DATA SUPPLIED
==========

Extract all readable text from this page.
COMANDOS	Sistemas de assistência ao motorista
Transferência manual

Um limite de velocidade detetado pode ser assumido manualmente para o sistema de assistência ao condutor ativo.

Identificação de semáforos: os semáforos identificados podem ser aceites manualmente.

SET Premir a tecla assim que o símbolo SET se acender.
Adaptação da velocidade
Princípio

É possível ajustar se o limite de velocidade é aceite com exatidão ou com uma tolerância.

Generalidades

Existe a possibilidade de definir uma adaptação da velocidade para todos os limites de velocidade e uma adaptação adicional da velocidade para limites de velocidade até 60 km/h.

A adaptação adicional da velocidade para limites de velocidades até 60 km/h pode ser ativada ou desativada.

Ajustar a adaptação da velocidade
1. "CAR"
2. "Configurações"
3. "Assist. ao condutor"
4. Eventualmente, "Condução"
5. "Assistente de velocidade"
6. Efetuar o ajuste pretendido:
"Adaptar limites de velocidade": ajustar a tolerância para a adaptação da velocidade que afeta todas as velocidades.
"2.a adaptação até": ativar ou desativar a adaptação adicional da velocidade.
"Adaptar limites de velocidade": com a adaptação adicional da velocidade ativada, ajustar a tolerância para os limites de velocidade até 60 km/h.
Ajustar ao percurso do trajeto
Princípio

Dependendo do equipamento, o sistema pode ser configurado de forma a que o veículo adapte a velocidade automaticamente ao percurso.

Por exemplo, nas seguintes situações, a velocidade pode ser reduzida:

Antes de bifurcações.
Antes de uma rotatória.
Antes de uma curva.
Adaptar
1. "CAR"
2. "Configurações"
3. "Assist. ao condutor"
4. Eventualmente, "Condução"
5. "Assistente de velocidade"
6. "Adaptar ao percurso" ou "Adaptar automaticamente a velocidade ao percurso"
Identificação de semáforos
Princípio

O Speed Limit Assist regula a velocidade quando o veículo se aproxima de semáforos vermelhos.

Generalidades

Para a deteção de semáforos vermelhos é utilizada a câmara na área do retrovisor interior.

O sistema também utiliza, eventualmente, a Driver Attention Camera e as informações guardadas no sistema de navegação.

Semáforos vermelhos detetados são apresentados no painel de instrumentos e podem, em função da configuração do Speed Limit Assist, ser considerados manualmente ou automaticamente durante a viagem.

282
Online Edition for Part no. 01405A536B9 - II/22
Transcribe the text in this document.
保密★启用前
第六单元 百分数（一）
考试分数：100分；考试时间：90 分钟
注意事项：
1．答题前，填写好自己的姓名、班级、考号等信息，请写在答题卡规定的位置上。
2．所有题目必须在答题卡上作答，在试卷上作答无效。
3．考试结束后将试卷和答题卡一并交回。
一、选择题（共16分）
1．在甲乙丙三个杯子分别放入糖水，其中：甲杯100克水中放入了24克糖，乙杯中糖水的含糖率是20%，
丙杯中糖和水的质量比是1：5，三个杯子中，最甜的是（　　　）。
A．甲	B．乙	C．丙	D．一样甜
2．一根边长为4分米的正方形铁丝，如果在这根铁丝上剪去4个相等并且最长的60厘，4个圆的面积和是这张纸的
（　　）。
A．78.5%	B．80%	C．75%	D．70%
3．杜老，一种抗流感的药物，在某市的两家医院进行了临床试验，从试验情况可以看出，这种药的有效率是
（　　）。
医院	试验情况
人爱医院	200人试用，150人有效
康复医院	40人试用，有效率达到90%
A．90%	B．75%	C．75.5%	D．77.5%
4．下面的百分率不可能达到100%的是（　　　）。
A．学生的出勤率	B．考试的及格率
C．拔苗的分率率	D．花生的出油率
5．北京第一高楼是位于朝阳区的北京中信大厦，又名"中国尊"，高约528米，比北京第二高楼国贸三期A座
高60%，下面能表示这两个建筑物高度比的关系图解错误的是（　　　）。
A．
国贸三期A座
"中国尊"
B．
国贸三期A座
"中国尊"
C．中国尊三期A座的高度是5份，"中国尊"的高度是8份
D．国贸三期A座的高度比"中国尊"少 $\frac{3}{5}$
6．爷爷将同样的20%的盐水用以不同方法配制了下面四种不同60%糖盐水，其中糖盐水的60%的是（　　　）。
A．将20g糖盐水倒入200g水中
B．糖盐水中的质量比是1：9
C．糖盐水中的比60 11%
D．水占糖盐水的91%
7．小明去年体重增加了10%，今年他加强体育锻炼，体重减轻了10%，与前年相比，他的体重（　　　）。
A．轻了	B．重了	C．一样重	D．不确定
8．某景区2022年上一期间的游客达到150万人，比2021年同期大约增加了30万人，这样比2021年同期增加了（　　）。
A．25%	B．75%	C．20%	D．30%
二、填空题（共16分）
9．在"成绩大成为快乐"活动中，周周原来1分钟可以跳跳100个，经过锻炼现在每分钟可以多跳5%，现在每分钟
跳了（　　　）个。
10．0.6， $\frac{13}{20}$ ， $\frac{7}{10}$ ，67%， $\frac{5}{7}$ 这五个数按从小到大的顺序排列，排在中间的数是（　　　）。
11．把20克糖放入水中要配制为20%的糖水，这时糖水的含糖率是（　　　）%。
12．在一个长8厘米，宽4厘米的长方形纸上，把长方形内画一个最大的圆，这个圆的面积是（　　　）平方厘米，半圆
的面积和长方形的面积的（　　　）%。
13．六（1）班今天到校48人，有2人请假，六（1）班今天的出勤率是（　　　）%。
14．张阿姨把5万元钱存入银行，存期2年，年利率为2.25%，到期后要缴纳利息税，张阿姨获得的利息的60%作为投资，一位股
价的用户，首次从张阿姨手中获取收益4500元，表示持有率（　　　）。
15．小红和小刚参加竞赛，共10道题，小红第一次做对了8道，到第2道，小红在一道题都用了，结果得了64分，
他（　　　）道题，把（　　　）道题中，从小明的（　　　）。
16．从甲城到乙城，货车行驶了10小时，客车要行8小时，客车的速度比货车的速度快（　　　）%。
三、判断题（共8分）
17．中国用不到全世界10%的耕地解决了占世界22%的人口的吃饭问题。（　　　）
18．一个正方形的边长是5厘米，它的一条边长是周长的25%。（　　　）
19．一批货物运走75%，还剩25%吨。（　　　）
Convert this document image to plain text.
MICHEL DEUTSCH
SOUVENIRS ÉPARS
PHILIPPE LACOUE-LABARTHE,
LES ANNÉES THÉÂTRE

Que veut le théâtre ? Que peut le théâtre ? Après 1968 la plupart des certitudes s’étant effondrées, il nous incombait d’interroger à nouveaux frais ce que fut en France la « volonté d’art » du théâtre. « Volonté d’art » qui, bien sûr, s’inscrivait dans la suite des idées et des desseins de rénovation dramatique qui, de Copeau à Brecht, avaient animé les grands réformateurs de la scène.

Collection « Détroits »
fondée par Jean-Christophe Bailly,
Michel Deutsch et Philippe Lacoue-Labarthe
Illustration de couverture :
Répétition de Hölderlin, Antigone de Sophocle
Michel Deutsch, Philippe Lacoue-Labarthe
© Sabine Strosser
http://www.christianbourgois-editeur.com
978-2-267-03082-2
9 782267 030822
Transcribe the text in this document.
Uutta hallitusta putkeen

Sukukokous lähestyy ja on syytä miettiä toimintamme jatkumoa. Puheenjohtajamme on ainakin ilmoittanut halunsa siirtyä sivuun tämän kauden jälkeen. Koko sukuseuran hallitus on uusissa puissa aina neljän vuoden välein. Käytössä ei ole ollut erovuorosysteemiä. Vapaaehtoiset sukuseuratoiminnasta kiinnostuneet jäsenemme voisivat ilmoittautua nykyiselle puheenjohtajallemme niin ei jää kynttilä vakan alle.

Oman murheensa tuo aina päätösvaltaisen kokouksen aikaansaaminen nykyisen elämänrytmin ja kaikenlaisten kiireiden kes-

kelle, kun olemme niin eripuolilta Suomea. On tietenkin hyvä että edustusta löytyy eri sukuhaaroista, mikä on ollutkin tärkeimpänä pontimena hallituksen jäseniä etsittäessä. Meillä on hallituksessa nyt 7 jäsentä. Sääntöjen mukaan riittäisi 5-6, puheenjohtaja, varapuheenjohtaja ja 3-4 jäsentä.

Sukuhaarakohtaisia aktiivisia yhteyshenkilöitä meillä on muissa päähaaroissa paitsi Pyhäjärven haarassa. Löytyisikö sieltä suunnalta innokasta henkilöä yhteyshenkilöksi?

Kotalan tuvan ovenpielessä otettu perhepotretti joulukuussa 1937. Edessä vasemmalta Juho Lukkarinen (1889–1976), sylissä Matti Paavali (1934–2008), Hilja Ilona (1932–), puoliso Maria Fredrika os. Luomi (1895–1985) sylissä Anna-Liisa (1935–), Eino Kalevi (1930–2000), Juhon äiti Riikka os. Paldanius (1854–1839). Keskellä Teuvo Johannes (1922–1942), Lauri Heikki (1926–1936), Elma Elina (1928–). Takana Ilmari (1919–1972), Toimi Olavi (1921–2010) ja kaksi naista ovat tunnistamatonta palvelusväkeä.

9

==========

WRITTEN EXERCISE
Look through the entries above; copy every line holding the string "Antes".

THE REPLY
Antes de bifurcações.
Antes de uma rotatória.
Antes de uma curva.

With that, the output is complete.